→ **Dataset rows**
# # #

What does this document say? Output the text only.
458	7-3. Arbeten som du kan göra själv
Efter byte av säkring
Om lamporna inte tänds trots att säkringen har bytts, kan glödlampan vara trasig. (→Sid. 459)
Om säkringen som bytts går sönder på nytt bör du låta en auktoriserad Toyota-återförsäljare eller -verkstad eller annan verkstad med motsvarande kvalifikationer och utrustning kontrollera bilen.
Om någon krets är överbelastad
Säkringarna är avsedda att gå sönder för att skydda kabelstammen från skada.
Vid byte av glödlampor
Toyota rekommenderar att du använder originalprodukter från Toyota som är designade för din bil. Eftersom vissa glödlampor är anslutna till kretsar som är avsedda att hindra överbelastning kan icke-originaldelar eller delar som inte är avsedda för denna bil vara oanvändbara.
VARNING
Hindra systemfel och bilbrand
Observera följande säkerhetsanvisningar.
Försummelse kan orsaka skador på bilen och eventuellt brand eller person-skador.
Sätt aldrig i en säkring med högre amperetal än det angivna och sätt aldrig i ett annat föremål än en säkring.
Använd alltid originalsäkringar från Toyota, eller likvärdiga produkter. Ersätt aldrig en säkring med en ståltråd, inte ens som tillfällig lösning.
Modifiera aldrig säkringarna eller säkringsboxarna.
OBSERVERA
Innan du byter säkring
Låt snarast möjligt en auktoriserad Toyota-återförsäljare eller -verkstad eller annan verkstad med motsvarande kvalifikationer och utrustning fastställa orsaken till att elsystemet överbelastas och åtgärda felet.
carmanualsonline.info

# # #

Output the complete data exactly as written.

What does this document say? Output the text only.
458	7-3. Arbeten som du kan göra själv
Efter byte av säkring
Om lamporna inte tänds trots att säkringen har bytts, kan glödlampan vara trasig. (→Sid. 459)
Om säkringen som bytts går sönder på nytt bör du låta en auktoriserad Toyota-återförsäljare eller -verkstad eller annan verkstad med motsvarande kvalifikationer och utrustning kontrollera bilen.
Om någon krets är överbelastad
Säkringarna är avsedda att gå sönder för att skydda kabelstammen från skada.
Vid byte av glödlampor
Toyota rekommenderar att du använder originalprodukter från Toyota som är designade för din bil. Eftersom vissa glödlampor är anslutna till kretsar som är avsedda att hindra överbelastning kan icke-originaldelar eller delar som inte är avsedda för denna bil vara oanvändbara.
VARNING
Hindra systemfel och bilbrand
Observera följande säkerhetsanvisningar.
Försummelse kan orsaka skador på bilen och eventuellt brand eller person-skador.
Sätt aldrig i en säkring med högre amperetal än det angivna och sätt aldrig i ett annat föremål än en säkring.
Använd alltid originalsäkringar från Toyota, eller likvärdiga produkter. Ersätt aldrig en säkring med en ståltråd, inte ens som tillfällig lösning.
Modifiera aldrig säkringarna eller säkringsboxarna.
OBSERVERA
Innan du byter säkring
Låt snarast möjligt en auktoriserad Toyota-återförsäljare eller -verkstad eller annan verkstad med motsvarande kvalifikationer och utrustning fastställa orsaken till att elsystemet överbelastas och åtgärda felet.
carmanualsonline.info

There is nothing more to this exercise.